EXTRACTO SELECCIONADO.
#####
Michael B. Dorff aporta un estudio bien balanceado de los pros y los contras de las corporaciones benéficas.
Como académico en el campo de las empresas sociales, debería poner mis cartas sobre la mesa: la corporación benéfica es frustrante. Similar a la deidad romana Jano, estas empresas tienen dos caras. La primera es alentadora, pues la corporación benéfica, al menos en teoría, rechaza la maximización de la riqueza de los accionistas. Les permite a los participantes en el mercado enfocarse intencionadamente en las consecuencias de la actividad corporativa. La segunda cara, sin embargo, es más siniestra, en gran medida porque la arquitectura legal que establece a las corporaciones benéficas sufre de defectos en la rendición de cuentas, incluidos endebles requisitos de informes y supervisión gubernamental. Estas fallas ofrecen una ruta de escape que los insiders corporativos con intereses personales pueden explotar para lavar su propósito (es decir, realizar un compromiso superficial con objetivos no financieros, pero solo como una estrategia de marketing) a expensas del público.
#####
DATOS PROPORCIONADOS.
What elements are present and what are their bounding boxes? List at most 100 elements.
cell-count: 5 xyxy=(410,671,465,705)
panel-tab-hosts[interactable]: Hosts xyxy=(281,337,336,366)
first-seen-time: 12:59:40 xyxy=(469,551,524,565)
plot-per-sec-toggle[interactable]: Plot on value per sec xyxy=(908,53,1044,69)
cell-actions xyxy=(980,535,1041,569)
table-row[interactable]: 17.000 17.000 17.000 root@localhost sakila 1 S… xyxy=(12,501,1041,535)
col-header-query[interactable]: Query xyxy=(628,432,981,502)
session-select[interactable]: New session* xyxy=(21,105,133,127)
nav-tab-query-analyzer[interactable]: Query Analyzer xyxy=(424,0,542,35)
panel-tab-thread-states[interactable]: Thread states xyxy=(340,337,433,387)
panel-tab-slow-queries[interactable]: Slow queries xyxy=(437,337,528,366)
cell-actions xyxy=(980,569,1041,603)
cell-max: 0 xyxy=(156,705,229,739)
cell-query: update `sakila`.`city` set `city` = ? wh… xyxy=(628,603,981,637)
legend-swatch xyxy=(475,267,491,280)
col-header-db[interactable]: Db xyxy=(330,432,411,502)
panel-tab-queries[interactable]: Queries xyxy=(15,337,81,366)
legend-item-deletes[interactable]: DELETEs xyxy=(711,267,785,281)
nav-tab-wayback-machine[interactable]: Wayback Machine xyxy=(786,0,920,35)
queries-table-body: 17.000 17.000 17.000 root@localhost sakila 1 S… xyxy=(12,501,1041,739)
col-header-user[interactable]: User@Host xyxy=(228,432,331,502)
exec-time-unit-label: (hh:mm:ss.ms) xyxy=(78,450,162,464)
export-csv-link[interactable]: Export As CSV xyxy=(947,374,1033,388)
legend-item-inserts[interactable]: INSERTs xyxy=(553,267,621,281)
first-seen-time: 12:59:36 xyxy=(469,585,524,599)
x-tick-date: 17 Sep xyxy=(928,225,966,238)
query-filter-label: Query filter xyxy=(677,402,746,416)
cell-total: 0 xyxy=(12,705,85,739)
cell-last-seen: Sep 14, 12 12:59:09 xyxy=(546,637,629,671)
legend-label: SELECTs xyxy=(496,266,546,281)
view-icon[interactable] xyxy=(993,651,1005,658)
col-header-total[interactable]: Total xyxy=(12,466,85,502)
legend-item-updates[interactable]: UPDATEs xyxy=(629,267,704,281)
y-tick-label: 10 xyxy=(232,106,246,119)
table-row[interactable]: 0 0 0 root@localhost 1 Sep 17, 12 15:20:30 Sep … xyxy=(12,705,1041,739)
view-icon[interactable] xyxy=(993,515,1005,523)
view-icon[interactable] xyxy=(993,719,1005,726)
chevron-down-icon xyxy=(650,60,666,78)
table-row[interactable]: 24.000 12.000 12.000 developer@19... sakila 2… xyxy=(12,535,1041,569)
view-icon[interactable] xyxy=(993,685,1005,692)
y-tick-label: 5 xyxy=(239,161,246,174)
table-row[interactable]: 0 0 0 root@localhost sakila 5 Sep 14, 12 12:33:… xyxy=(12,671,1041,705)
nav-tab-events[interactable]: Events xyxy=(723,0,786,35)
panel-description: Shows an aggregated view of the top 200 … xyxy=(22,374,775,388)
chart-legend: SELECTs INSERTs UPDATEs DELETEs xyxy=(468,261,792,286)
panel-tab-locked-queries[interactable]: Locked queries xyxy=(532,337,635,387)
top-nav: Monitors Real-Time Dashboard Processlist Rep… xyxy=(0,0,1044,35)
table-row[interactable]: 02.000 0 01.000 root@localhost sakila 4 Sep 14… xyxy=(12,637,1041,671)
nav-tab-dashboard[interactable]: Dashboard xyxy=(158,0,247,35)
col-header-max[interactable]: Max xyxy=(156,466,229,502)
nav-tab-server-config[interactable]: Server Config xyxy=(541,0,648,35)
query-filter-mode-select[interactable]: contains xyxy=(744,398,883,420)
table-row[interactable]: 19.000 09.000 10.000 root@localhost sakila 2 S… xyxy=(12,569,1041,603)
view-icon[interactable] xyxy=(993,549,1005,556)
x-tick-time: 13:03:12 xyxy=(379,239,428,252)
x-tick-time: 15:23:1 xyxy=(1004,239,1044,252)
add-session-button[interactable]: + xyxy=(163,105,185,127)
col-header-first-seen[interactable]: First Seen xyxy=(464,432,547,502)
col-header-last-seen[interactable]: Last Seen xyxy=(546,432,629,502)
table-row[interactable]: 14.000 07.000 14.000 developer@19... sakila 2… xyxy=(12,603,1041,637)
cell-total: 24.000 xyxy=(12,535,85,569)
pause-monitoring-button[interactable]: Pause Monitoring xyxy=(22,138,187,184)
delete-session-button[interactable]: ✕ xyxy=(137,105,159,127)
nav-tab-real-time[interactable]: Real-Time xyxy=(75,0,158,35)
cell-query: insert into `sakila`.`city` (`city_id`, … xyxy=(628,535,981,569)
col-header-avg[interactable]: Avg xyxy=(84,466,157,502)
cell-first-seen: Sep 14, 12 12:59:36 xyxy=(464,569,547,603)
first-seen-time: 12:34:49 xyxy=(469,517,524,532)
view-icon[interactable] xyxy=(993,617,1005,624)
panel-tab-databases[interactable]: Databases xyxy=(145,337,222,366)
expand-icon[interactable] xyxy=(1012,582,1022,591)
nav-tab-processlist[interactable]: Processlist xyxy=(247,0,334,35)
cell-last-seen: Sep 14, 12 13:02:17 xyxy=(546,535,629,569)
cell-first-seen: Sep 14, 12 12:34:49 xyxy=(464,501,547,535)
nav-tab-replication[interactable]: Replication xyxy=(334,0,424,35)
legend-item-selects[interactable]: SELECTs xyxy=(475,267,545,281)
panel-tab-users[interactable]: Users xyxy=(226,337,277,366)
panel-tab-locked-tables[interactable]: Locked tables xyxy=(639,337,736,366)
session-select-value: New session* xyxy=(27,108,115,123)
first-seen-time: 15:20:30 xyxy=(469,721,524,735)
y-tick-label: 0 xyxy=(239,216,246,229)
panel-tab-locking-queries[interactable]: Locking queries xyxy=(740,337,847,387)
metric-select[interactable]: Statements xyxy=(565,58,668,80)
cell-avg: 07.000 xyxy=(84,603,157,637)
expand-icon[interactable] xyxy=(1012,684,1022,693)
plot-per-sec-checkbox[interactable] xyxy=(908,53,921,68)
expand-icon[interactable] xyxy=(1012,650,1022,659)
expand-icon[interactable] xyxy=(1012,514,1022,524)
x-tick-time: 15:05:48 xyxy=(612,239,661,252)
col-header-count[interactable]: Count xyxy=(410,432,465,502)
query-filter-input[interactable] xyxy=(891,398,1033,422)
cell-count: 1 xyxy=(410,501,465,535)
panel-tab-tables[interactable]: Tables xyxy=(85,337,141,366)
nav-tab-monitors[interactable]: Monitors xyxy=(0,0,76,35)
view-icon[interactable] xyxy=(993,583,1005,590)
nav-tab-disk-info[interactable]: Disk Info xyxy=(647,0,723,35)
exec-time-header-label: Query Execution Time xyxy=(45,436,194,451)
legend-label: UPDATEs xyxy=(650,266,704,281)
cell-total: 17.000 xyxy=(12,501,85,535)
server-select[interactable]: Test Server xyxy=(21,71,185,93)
#####
ENUNCIADO DE LA TAREA.
Retoma el extracto seleccionado sobre las corporaciones benéficas y continúalo a partir de su última oración.

RESPUESTA DE LA TAREA.
Mi investigación, cuyo tema central es la rendición de cuentas corporativa, enfatiza esta segunda cara. Por tal motivo, es justo llamarme un crítico de las corporaciones benéficas. De hecho, en Becoming a Public Benefit Corporation: Express Your Values, Energize Stakeholders, Make the World a Better Place (Convertirse en una corporación de beneficio público: expresa tus valores, estimula a los grupos de interés, haz del mundo un lugar mejor), el profesor de la Escuela de Derecho de Southwestern Michael B. Dorff correctamente me identifica como tal.
Incluso antes de abrir el libro, me sentía bastante aprensivo. A lo largo de los años, he leído un sinfín de artículos que evitan la discusión de los defectos en la rendición de cuentas y buscan retratar a la corporación benéfica como una forma de organización que puede limpiar el capitalismo. Estos trabajos suenan más a activismo académico o propaganda que a una investigación objetiva. ¿Sería lo mismo con el libro de Dorff?
La respuesta por suerte, es no.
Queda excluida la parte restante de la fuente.